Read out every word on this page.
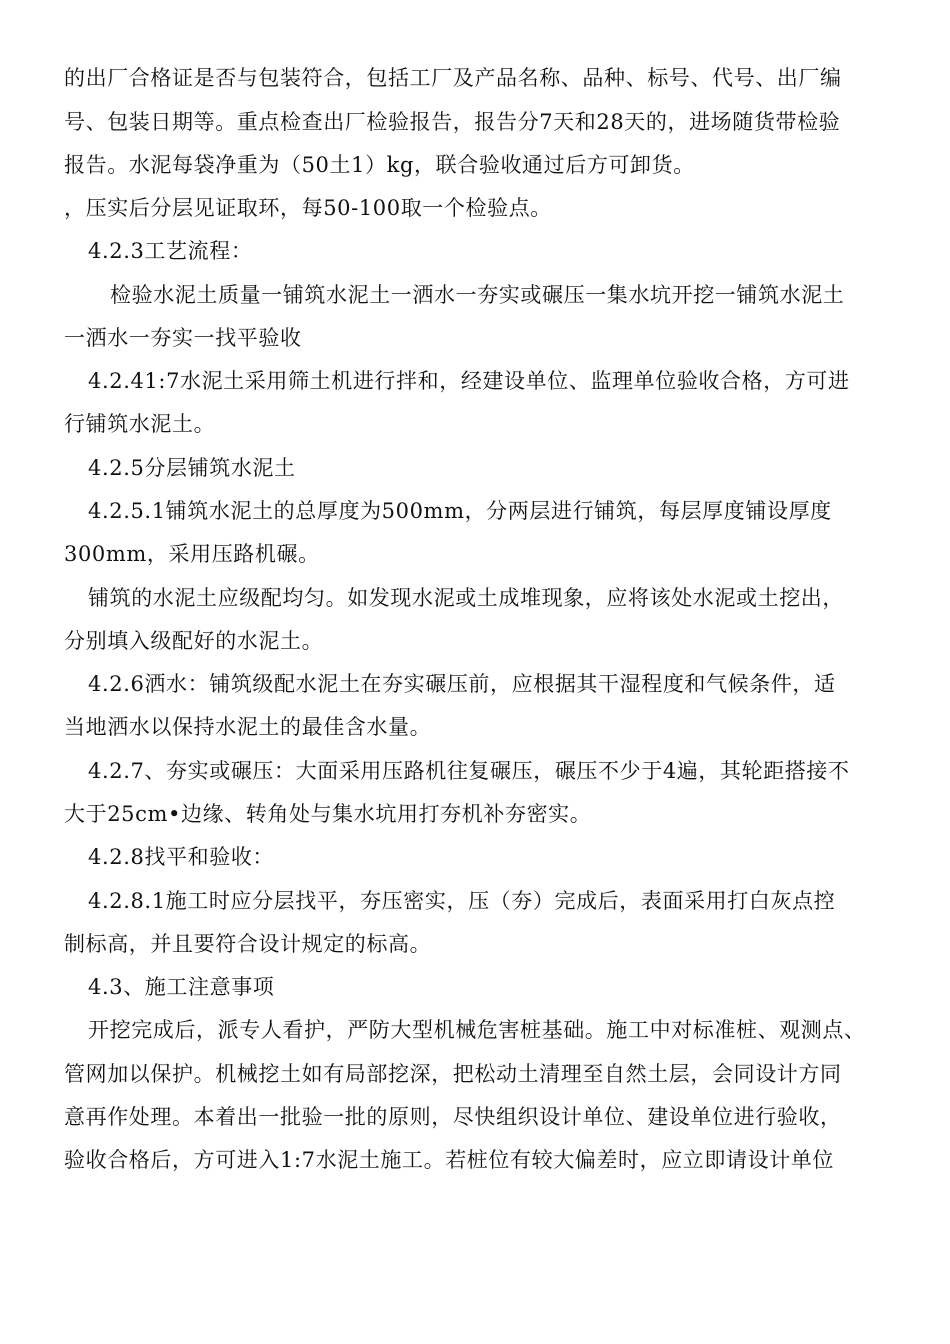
的出厂合格证是否与包装符合，包括工厂及产品名称、品种、标号、代号、出厂编
号、包装日期等。重点检查出厂检验报告，报告分7天和28天的，进场随货带检验
报告。水泥每袋净重为（50土1）kg，联合验收通过后方可卸货。
，压实后分层见证取环，每50-100取一个检验点。
4.2.3工艺流程：
检验水泥土质量一铺筑水泥土一洒水一夯实或碾压一集水坑开挖一铺筑水泥土
一洒水一夯实一找平验收
4.2.41:7水泥土采用筛土机进行拌和，经建设单位、监理单位验收合格，方可进
行铺筑水泥土。
4.2.5分层铺筑水泥土
4.2.5.1铺筑水泥土的总厚度为500mm，分两层进行铺筑，每层厚度铺设厚度
300mm，采用压路机碾。
铺筑的水泥土应级配均匀。如发现水泥或土成堆现象，应将该处水泥或土挖出，
分别填入级配好的水泥土。
4.2.6洒水：铺筑级配水泥土在夯实碾压前，应根据其干湿程度和气候条件，适
当地洒水以保持水泥土的最佳含水量。
4.2.7、夯实或碾压：大面采用压路机往复碾压，碾压不少于4遍，其轮距搭接不
大于25cm•边缘、转角处与集水坑用打夯机补夯密实。
4.2.8找平和验收：
4.2.8.1施工时应分层找平，夯压密实，压（夯）完成后，表面采用打白灰点控
制标高，并且要符合设计规定的标高。
4.3、施工注意事项
开挖完成后，派专人看护，严防大型机械危害桩基础。施工中对标准桩、观测点、
管网加以保护。机械挖土如有局部挖深，把松动土清理至自然土层，会同设计方同
意再作处理。本着出一批验一批的原则，尽快组织设计单位、建设单位进行验收，
验收合格后，方可进入1:7水泥土施工。若桩位有较大偏差时，应立即请设计单位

++++++++++++++++++++

→ **Problem to work on**: Transcribe the records word for word and include no pictures.

→ **Exercise response**:
Read out every word on this page.
的出厂合格证是否与包装符合，包括工厂及产品名称、品种、标号、代号、出厂编
号、包装日期等。重点检查出厂检验报告，报告分7天和28天的，进场随货带检验
报告。水泥每袋净重为（50土1）kg，联合验收通过后方可卸货。
，压实后分层见证取环，每50-100取一个检验点。
4.2.3工艺流程：
检验水泥土质量一铺筑水泥土一洒水一夯实或碾压一集水坑开挖一铺筑水泥土
一洒水一夯实一找平验收
4.2.41:7水泥土采用筛土机进行拌和，经建设单位、监理单位验收合格，方可进
行铺筑水泥土。
4.2.5分层铺筑水泥土
4.2.5.1铺筑水泥土的总厚度为500mm，分两层进行铺筑，每层厚度铺设厚度
300mm，采用压路机碾。
铺筑的水泥土应级配均匀。如发现水泥或土成堆现象，应将该处水泥或土挖出，
分别填入级配好的水泥土。
4.2.6洒水：铺筑级配水泥土在夯实碾压前，应根据其干湿程度和气候条件，适
当地洒水以保持水泥土的最佳含水量。
4.2.7、夯实或碾压：大面采用压路机往复碾压，碾压不少于4遍，其轮距搭接不
大于25cm•边缘、转角处与集水坑用打夯机补夯密实。
4.2.8找平和验收：
4.2.8.1施工时应分层找平，夯压密实，压（夯）完成后，表面采用打白灰点控
制标高，并且要符合设计规定的标高。
4.3、施工注意事项
开挖完成后，派专人看护，严防大型机械危害桩基础。施工中对标准桩、观测点、
管网加以保护。机械挖土如有局部挖深，把松动土清理至自然土层，会同设计方同
意再作处理。本着出一批验一批的原则，尽快组织设计单位、建设单位进行验收，
验收合格后，方可进入1:7水泥土施工。若桩位有较大偏差时，应立即请设计单位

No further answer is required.